**TASK INSTRUCTIONS:** Write out all entries word for word.

**GIVEN DATA:**

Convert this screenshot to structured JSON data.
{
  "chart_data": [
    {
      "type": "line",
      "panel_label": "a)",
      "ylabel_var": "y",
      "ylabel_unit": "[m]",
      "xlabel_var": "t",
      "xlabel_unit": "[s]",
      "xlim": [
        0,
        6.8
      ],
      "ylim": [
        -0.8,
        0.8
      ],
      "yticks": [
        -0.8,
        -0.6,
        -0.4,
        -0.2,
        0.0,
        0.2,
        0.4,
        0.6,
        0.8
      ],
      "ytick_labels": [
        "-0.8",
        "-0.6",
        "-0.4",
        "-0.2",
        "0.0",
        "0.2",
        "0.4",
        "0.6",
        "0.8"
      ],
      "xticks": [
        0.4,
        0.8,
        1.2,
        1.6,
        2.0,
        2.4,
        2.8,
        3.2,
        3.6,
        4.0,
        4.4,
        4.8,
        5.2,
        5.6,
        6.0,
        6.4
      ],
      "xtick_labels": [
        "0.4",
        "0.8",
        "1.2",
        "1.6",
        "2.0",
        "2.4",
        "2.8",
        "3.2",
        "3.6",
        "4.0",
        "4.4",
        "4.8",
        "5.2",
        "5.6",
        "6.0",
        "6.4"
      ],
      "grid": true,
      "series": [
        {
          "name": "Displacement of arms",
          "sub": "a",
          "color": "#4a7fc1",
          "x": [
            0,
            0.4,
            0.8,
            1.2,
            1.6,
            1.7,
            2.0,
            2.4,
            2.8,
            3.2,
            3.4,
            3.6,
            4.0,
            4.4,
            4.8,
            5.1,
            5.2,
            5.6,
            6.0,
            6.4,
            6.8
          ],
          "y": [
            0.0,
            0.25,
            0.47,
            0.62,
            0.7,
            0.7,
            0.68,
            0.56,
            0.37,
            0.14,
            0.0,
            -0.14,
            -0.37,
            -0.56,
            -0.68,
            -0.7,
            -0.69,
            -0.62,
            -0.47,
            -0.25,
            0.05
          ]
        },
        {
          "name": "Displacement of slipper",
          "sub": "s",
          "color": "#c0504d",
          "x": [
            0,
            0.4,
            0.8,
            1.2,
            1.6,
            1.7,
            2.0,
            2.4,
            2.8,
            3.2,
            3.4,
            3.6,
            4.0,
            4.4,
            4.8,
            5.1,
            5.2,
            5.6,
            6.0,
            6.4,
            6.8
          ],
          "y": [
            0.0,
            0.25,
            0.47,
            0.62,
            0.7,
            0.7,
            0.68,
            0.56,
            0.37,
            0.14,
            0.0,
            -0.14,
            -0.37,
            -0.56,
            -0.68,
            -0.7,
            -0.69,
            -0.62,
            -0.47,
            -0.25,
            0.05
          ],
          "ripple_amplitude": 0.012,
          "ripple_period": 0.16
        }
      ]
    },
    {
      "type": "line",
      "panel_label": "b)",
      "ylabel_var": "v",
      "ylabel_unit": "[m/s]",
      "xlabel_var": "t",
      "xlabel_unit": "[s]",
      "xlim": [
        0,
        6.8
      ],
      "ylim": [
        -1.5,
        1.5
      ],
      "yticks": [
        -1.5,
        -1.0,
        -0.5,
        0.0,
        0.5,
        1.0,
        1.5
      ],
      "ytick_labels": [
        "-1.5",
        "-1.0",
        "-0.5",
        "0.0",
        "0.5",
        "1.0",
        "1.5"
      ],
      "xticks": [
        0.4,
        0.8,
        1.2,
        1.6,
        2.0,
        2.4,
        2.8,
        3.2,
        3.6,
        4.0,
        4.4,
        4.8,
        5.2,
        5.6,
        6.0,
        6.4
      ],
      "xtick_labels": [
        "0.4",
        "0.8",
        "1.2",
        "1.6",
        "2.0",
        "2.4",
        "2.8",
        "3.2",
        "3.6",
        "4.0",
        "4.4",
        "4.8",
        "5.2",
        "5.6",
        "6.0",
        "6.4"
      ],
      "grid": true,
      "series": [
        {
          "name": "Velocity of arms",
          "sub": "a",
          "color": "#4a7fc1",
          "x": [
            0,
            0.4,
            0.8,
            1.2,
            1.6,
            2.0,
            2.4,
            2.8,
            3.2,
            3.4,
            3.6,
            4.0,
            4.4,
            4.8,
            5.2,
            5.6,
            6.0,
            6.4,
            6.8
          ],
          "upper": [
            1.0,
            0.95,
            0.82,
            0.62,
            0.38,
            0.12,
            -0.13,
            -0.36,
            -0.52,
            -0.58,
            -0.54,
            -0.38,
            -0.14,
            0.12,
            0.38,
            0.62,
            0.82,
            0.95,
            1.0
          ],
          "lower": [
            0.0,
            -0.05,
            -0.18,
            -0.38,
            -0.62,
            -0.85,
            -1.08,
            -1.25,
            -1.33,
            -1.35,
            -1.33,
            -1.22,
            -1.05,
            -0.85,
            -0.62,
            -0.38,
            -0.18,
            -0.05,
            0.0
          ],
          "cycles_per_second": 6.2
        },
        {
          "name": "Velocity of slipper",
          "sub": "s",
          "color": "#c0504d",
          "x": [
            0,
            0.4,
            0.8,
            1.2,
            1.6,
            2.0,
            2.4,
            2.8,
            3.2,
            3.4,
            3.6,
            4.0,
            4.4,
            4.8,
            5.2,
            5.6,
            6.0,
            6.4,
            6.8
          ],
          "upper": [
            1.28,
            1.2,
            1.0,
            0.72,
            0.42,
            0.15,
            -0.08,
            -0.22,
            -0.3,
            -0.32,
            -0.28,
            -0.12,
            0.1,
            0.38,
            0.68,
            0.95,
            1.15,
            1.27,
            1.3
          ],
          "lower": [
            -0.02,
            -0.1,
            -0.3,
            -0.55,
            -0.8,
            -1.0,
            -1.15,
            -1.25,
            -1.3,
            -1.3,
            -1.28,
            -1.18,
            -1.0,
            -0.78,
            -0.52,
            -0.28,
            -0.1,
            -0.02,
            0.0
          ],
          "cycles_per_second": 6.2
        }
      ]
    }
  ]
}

**EXERCISE ANSWER:**
Convert this screenshot to structured JSON data.
{
  "chart_data": [
    {
      "type": "line",
      "panel_label": "a)",
      "ylabel_var": "y",
      "ylabel_unit": "[m]",
      "xlabel_var": "t",
      "xlabel_unit": "[s]",
      "xlim": [
        0,
        6.8
      ],
      "ylim": [
        -0.8,
        0.8
      ],
      "yticks": [
        -0.8,
        -0.6,
        -0.4,
        -0.2,
        0.0,
        0.2,
        0.4,
        0.6,
        0.8
      ],
      "ytick_labels": [
        "-0.8",
        "-0.6",
        "-0.4",
        "-0.2",
        "0.0",
        "0.2",
        "0.4",
        "0.6",
        "0.8"
      ],
      "xticks": [
        0.4,
        0.8,
        1.2,
        1.6,
        2.0,
        2.4,
        2.8,
        3.2,
        3.6,
        4.0,
        4.4,
        4.8,
        5.2,
        5.6,
        6.0,
        6.4
      ],
      "xtick_labels": [
        "0.4",
        "0.8",
        "1.2",
        "1.6",
        "2.0",
        "2.4",
        "2.8",
        "3.2",
        "3.6",
        "4.0",
        "4.4",
        "4.8",
        "5.2",
        "5.6",
        "6.0",
        "6.4"
      ],
      "grid": true,
      "series": [
        {
          "name": "Displacement of arms",
          "sub": "a",
          "color": "#4a7fc1",
          "x": [
            0,
            0.4,
            0.8,
            1.2,
            1.6,
            1.7,
            2.0,
            2.4,
            2.8,
            3.2,
            3.4,
            3.6,
            4.0,
            4.4,
            4.8,
            5.1,
            5.2,
            5.6,
            6.0,
            6.4,
            6.8
          ],
          "y": [
            0.0,
            0.25,
            0.47,
            0.62,
            0.7,
            0.7,
            0.68,
            0.56,
            0.37,
            0.14,
            0.0,
            -0.14,
            -0.37,
            -0.56,
            -0.68,
            -0.7,
            -0.69,
            -0.62,
            -0.47,
            -0.25,
            0.05
          ]
        },
        {
          "name": "Displacement of slipper",
          "sub": "s",
          "color": "#c0504d",
          "x": [
            0,
            0.4,
            0.8,
            1.2,
            1.6,
            1.7,
            2.0,
            2.4,
            2.8,
            3.2,
            3.4,
            3.6,
            4.0,
            4.4,
            4.8,
            5.1,
            5.2,
            5.6,
            6.0,
            6.4,
            6.8
          ],
          "y": [
            0.0,
            0.25,
            0.47,
            0.62,
            0.7,
            0.7,
            0.68,
            0.56,
            0.37,
            0.14,
            0.0,
            -0.14,
            -0.37,
            -0.56,
            -0.68,
            -0.7,
            -0.69,
            -0.62,
            -0.47,
            -0.25,
            0.05
          ],
          "ripple_amplitude": 0.012,
          "ripple_period": 0.16
        }
      ]
    },
    {
      "type": "line",
      "panel_label": "b)",
      "ylabel_var": "v",
      "ylabel_unit": "[m/s]",
      "xlabel_var": "t",
      "xlabel_unit": "[s]",
      "xlim": [
        0,
        6.8
      ],
      "ylim": [
        -1.5,
        1.5
      ],
      "yticks": [
        -1.5,
        -1.0,
        -0.5,
        0.0,
        0.5,
        1.0,
        1.5
      ],
      "ytick_labels": [
        "-1.5",
        "-1.0",
        "-0.5",
        "0.0",
        "0.5",
        "1.0",
        "1.5"
      ],
      "xticks": [
        0.4,
        0.8,
        1.2,
        1.6,
        2.0,
        2.4,
        2.8,
        3.2,
        3.6,
        4.0,
        4.4,
        4.8,
        5.2,
        5.6,
        6.0,
        6.4
      ],
      "xtick_labels": [
        "0.4",
        "0.8",
        "1.2",
        "1.6",
        "2.0",
        "2.4",
        "2.8",
        "3.2",
        "3.6",
        "4.0",
        "4.4",
        "4.8",
        "5.2",
        "5.6",
        "6.0",
        "6.4"
      ],
      "grid": true,
      "series": [
        {
          "name": "Velocity of arms",
          "sub": "a",
          "color": "#4a7fc1",
          "x": [
            0,
            0.4,
            0.8,
            1.2,
            1.6,
            2.0,
            2.4,
            2.8,
            3.2,
            3.4,
            3.6,
            4.0,
            4.4,
            4.8,
            5.2,
            5.6,
            6.0,
            6.4,
            6.8
          ],
          "upper": [
            1.0,
            0.95,
            0.82,
            0.62,
            0.38,
            0.12,
            -0.13,
            -0.36,
            -0.52,
            -0.58,
            -0.54,
            -0.38,
            -0.14,
            0.12,
            0.38,
            0.62,
            0.82,
            0.95,
            1.0
          ],
          "lower": [
            0.0,
            -0.05,
            -0.18,
            -0.38,
            -0.62,
            -0.85,
            -1.08,
            -1.25,
            -1.33,
            -1.35,
            -1.33,
            -1.22,
            -1.05,
            -0.85,
            -0.62,
            -0.38,
            -0.18,
            -0.05,
            0.0
          ],
          "cycles_per_second": 6.2
        },
        {
          "name": "Velocity of slipper",
          "sub": "s",
          "color": "#c0504d",
          "x": [
            0,
            0.4,
            0.8,
            1.2,
            1.6,
            2.0,
            2.4,
            2.8,
            3.2,
            3.4,
            3.6,
            4.0,
            4.4,
            4.8,
            5.2,
            5.6,
            6.0,
            6.4,
            6.8
          ],
          "upper": [
            1.28,
            1.2,
            1.0,
            0.72,
            0.42,
            0.15,
            -0.08,
            -0.22,
            -0.3,
            -0.32,
            -0.28,
            -0.12,
            0.1,
            0.38,
            0.68,
            0.95,
            1.15,
            1.27,
            1.3
          ],
          "lower": [
            -0.02,
            -0.1,
            -0.3,
            -0.55,
            -0.8,
            -1.0,
            -1.15,
            -1.25,
            -1.3,
            -1.3,
            -1.28,
            -1.18,
            -1.0,
            -0.78,
            -0.52,
            -0.28,
            -0.1,
            -0.02,
            0.0
          ],
          "cycles_per_second": 6.2
        }
      ]
    }
  ]
}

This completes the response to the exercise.